— begin GIVEN DATA —

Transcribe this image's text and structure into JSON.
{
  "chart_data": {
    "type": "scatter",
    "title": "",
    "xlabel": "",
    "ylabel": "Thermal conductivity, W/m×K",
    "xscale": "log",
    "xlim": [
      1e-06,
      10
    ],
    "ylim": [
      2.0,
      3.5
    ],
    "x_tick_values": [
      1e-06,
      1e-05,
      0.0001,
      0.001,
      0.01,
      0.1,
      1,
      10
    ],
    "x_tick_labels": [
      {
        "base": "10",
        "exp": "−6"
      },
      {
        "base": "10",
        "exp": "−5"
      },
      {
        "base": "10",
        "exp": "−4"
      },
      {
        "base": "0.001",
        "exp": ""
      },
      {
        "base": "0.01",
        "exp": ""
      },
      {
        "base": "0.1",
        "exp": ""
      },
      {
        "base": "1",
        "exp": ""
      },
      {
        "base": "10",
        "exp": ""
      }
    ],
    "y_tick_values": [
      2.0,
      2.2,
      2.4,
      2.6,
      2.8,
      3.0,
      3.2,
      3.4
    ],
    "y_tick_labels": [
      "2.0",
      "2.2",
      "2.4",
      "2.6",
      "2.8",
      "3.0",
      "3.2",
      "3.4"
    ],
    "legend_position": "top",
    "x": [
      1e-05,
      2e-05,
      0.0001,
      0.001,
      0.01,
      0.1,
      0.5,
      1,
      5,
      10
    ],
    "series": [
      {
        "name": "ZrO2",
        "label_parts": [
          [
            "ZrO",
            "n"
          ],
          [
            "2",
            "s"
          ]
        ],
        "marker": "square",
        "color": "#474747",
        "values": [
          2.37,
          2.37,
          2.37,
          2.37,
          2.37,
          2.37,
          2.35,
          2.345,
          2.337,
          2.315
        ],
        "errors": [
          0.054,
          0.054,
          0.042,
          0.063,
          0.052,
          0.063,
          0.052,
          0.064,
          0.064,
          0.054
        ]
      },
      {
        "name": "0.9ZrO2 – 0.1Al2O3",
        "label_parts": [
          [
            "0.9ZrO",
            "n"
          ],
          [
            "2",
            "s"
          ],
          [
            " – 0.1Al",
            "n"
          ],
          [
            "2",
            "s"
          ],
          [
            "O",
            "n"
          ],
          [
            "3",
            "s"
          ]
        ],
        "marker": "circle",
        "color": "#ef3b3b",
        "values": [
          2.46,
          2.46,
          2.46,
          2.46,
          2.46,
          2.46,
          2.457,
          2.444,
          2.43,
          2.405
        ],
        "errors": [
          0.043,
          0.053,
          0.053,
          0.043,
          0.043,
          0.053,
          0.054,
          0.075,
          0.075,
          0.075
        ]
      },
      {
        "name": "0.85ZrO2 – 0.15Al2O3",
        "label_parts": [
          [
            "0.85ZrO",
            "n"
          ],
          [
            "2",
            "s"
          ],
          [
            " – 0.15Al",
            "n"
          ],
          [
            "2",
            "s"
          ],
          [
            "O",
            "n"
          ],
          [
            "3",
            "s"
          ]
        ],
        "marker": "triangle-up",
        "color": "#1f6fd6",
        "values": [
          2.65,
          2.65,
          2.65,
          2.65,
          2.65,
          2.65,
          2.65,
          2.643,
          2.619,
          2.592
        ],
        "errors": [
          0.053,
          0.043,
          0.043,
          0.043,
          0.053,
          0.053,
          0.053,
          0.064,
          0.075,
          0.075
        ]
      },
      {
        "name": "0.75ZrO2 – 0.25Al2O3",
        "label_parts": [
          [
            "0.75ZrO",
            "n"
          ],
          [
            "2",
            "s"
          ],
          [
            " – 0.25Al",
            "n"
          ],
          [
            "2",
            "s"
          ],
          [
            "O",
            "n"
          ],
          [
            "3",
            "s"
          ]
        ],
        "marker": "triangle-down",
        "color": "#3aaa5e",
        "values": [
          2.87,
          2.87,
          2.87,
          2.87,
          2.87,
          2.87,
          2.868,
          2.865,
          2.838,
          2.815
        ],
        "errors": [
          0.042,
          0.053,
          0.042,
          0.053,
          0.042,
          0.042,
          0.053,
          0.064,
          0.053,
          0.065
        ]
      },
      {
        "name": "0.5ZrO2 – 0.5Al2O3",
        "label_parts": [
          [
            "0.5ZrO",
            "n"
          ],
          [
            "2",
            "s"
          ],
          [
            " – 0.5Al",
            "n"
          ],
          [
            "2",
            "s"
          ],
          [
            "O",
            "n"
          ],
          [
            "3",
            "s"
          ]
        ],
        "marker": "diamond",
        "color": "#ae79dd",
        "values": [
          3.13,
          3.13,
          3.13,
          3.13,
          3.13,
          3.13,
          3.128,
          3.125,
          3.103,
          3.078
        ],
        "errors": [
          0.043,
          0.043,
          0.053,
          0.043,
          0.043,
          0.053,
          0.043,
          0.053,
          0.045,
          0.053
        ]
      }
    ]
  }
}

— end GIVEN DATA —

THE EXERCISE — Find and copy each line above that includes the string "triangle".

EXERCISE SOLUTION —
        "marker": "triangle-up",
        "marker": "triangle-down",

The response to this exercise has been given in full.